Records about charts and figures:
— begin —
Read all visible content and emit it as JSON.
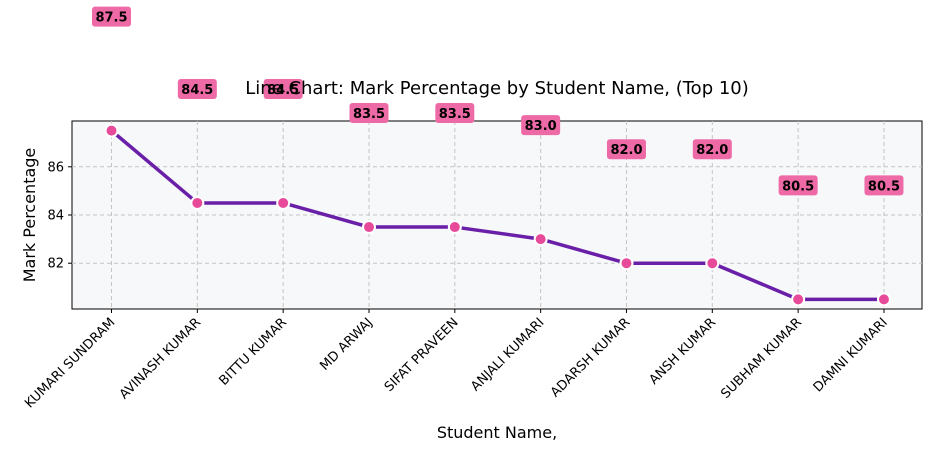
{
  "chart_data": {
    "type": "line",
    "title": "Line Chart: Mark Percentage by Student Name, (Top 10)",
    "xlabel": "Student Name,",
    "ylabel": "Mark Percentage",
    "categories": [
      "KUMARI SUNDRAM",
      "AVINASH KUMAR",
      "BITTU KUMAR",
      "MD ARWAJ",
      "SIFAT PRAVEEN",
      "ANJALI KUMARI",
      "ADARSH KUMAR",
      "ANSH KUMAR",
      "SUBHAM KUMAR",
      "DAMNI KUMARI"
    ],
    "values": [
      87.5,
      84.5,
      84.5,
      83.5,
      83.5,
      83.0,
      82.0,
      82.0,
      80.5,
      80.5
    ],
    "data_labels": [
      "87.5",
      "84.5",
      "84.5",
      "83.5",
      "83.5",
      "83.0",
      "82.0",
      "82.0",
      "80.5",
      "80.5"
    ],
    "yticks": [
      82,
      84,
      86
    ],
    "ytick_labels": [
      "82",
      "84",
      "86"
    ],
    "ylim": [
      80.1,
      87.9
    ],
    "grid": true,
    "colors": {
      "line": "#6a1fa8",
      "marker": "#e84a9a",
      "label_box": "#ee6aa7",
      "plot_bg": "#f7f8fa",
      "grid": "#c4c4c4"
    }
  }
}
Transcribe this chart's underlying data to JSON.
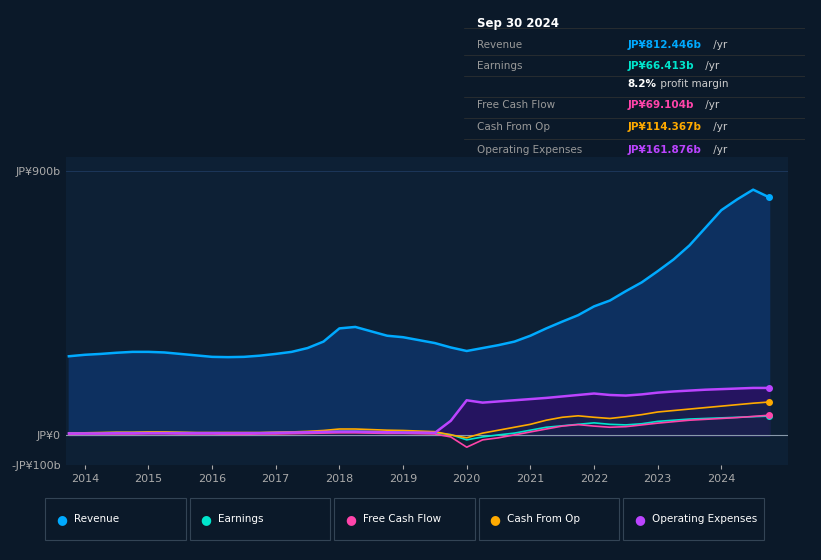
{
  "background_color": "#0b1929",
  "plot_bg_color": "#0d2035",
  "grid_color": "#1e3a5f",
  "zero_line_color": "#8899aa",
  "title_box_bg": "#000000",
  "title_box": {
    "date": "Sep 30 2024",
    "rows": [
      {
        "label": "Revenue",
        "value": "JP¥812.446b",
        "unit": " /yr",
        "color": "#00aaff"
      },
      {
        "label": "Earnings",
        "value": "JP¥66.413b",
        "unit": " /yr",
        "color": "#00e5cc"
      },
      {
        "label": "",
        "value": "8.2%",
        "unit": " profit margin",
        "color": "#ffffff"
      },
      {
        "label": "Free Cash Flow",
        "value": "JP¥69.104b",
        "unit": " /yr",
        "color": "#ff44aa"
      },
      {
        "label": "Cash From Op",
        "value": "JP¥114.367b",
        "unit": " /yr",
        "color": "#ffaa00"
      },
      {
        "label": "Operating Expenses",
        "value": "JP¥161.876b",
        "unit": " /yr",
        "color": "#bb44ff"
      }
    ]
  },
  "series": {
    "years": [
      2013.75,
      2014.0,
      2014.25,
      2014.5,
      2014.75,
      2015.0,
      2015.25,
      2015.5,
      2015.75,
      2016.0,
      2016.25,
      2016.5,
      2016.75,
      2017.0,
      2017.25,
      2017.5,
      2017.75,
      2018.0,
      2018.25,
      2018.5,
      2018.75,
      2019.0,
      2019.25,
      2019.5,
      2019.75,
      2020.0,
      2020.25,
      2020.5,
      2020.75,
      2021.0,
      2021.25,
      2021.5,
      2021.75,
      2022.0,
      2022.25,
      2022.5,
      2022.75,
      2023.0,
      2023.25,
      2023.5,
      2023.75,
      2024.0,
      2024.25,
      2024.5,
      2024.75
    ],
    "revenue": [
      270,
      275,
      278,
      282,
      285,
      285,
      283,
      278,
      273,
      268,
      267,
      268,
      272,
      278,
      285,
      298,
      320,
      365,
      370,
      355,
      340,
      335,
      325,
      315,
      300,
      288,
      298,
      308,
      320,
      340,
      365,
      388,
      410,
      440,
      460,
      492,
      522,
      560,
      600,
      648,
      708,
      768,
      805,
      838,
      812
    ],
    "earnings": [
      8,
      9,
      9,
      10,
      10,
      11,
      11,
      10,
      9,
      9,
      8,
      8,
      9,
      10,
      11,
      12,
      13,
      14,
      14,
      13,
      12,
      11,
      10,
      9,
      3,
      -15,
      -5,
      2,
      8,
      18,
      28,
      33,
      38,
      43,
      38,
      36,
      40,
      48,
      52,
      56,
      58,
      60,
      62,
      64,
      66
    ],
    "free_cash_flow": [
      4,
      5,
      5,
      5,
      5,
      6,
      6,
      5,
      5,
      5,
      4,
      4,
      5,
      5,
      6,
      7,
      8,
      9,
      9,
      8,
      7,
      7,
      6,
      5,
      -5,
      -40,
      -15,
      -8,
      2,
      12,
      22,
      32,
      37,
      32,
      28,
      30,
      36,
      42,
      47,
      52,
      55,
      58,
      61,
      65,
      69
    ],
    "cash_from_op": [
      8,
      9,
      10,
      11,
      11,
      12,
      12,
      11,
      10,
      10,
      10,
      10,
      10,
      11,
      12,
      14,
      17,
      22,
      22,
      20,
      18,
      17,
      15,
      13,
      2,
      -8,
      8,
      18,
      28,
      38,
      52,
      62,
      67,
      62,
      58,
      64,
      71,
      80,
      85,
      90,
      95,
      100,
      105,
      110,
      114
    ],
    "operating_expenses": [
      7,
      7,
      7,
      8,
      8,
      8,
      8,
      8,
      8,
      8,
      8,
      8,
      8,
      9,
      10,
      11,
      12,
      13,
      13,
      12,
      11,
      10,
      10,
      9,
      50,
      120,
      112,
      116,
      120,
      124,
      128,
      133,
      138,
      143,
      138,
      136,
      140,
      146,
      150,
      153,
      156,
      158,
      160,
      162,
      162
    ]
  },
  "ylim": [
    -100,
    950
  ],
  "ytick_positions": [
    -100,
    0,
    900
  ],
  "ytick_labels": [
    "-JP¥100b",
    "JP¥0",
    "JP¥900b"
  ],
  "xticks": [
    2014,
    2015,
    2016,
    2017,
    2018,
    2019,
    2020,
    2021,
    2022,
    2023,
    2024
  ],
  "line_colors": {
    "revenue": "#00aaff",
    "earnings": "#00e5cc",
    "free_cash_flow": "#ff44aa",
    "cash_from_op": "#ffaa00",
    "operating_expenses": "#bb44ff"
  },
  "fill_revenue_color": "#0d3060",
  "fill_opex_color": "#2a1060",
  "legend": [
    {
      "label": "Revenue",
      "color": "#00aaff"
    },
    {
      "label": "Earnings",
      "color": "#00e5cc"
    },
    {
      "label": "Free Cash Flow",
      "color": "#ff44aa"
    },
    {
      "label": "Cash From Op",
      "color": "#ffaa00"
    },
    {
      "label": "Operating Expenses",
      "color": "#bb44ff"
    }
  ]
}
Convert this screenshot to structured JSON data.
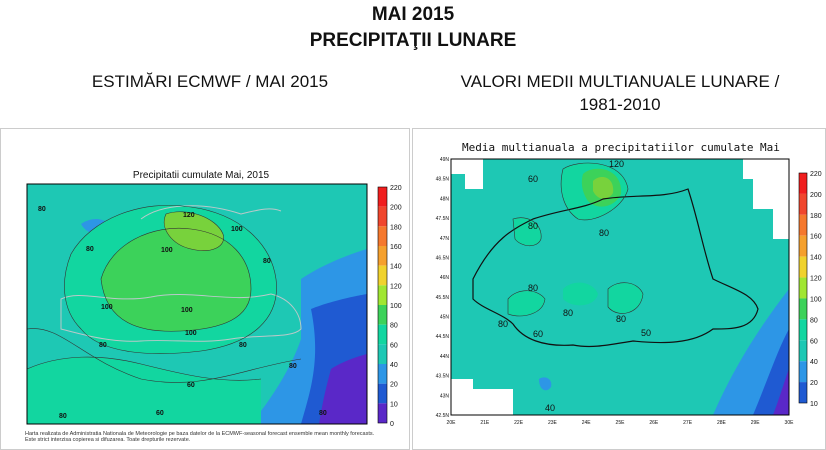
{
  "header": {
    "title_line1": "MAI 2015",
    "title_line2": "PRECIPITAŢII LUNARE",
    "left_caption": "ESTIMĂRI ECMWF / MAI 2015",
    "right_caption_line1": "VALORI MEDII MULTIANUALE LUNARE /",
    "right_caption_line2": "1981-2010"
  },
  "left_map": {
    "title": "Precipitatii cumulate Mai, 2015",
    "colorbar_ticks": [
      "220",
      "200",
      "180",
      "160",
      "140",
      "120",
      "100",
      "80",
      "60",
      "40",
      "20",
      "10",
      "0"
    ],
    "contour_labels": [
      "80",
      "80",
      "120",
      "100",
      "100",
      "80",
      "100",
      "100",
      "100",
      "80",
      "80",
      "60",
      "80",
      "80",
      "60",
      "80"
    ],
    "footnote_line1": "Harta realizata de Administratia Nationala de Meteorologie pe baza datelor de la ECMWF-seasonal forecast ensemble mean monthly forecasts.",
    "footnote_line2": "Este strict interzisa copierea si difuzarea. Toate drepturile rezervate."
  },
  "right_map": {
    "title": "Media multianuala a precipitatiilor cumulate Mai",
    "lat_ticks": [
      "49N",
      "48.5N",
      "48N",
      "47.5N",
      "47N",
      "46.5N",
      "46N",
      "45.5N",
      "45N",
      "44.5N",
      "44N",
      "43.5N",
      "43N",
      "42.5N"
    ],
    "lon_ticks": [
      "20E",
      "21E",
      "22E",
      "23E",
      "24E",
      "25E",
      "26E",
      "27E",
      "28E",
      "29E",
      "30E"
    ],
    "colorbar_ticks": [
      "220",
      "200",
      "180",
      "160",
      "140",
      "120",
      "100",
      "80",
      "60",
      "40",
      "20",
      "10"
    ],
    "contour_labels": [
      "120",
      "60",
      "80",
      "80",
      "80",
      "80",
      "80",
      "80",
      "60",
      "50",
      "40"
    ]
  },
  "colors": {
    "level_60": "#1ec8b4",
    "level_80": "#12d6a0",
    "level_100": "#3cd25a",
    "level_120": "#78d23c",
    "level_40": "#2d96e6",
    "level_20": "#1f5ad2",
    "level_10": "#5a28c8"
  }
}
— end —
Where does the word "Name" appear in the listing? List each line that holds it.

Solution below:
    "title": "Line Chart: Mark Percentage by Student Name, (Top 10)",
    "xlabel": "Student Name,",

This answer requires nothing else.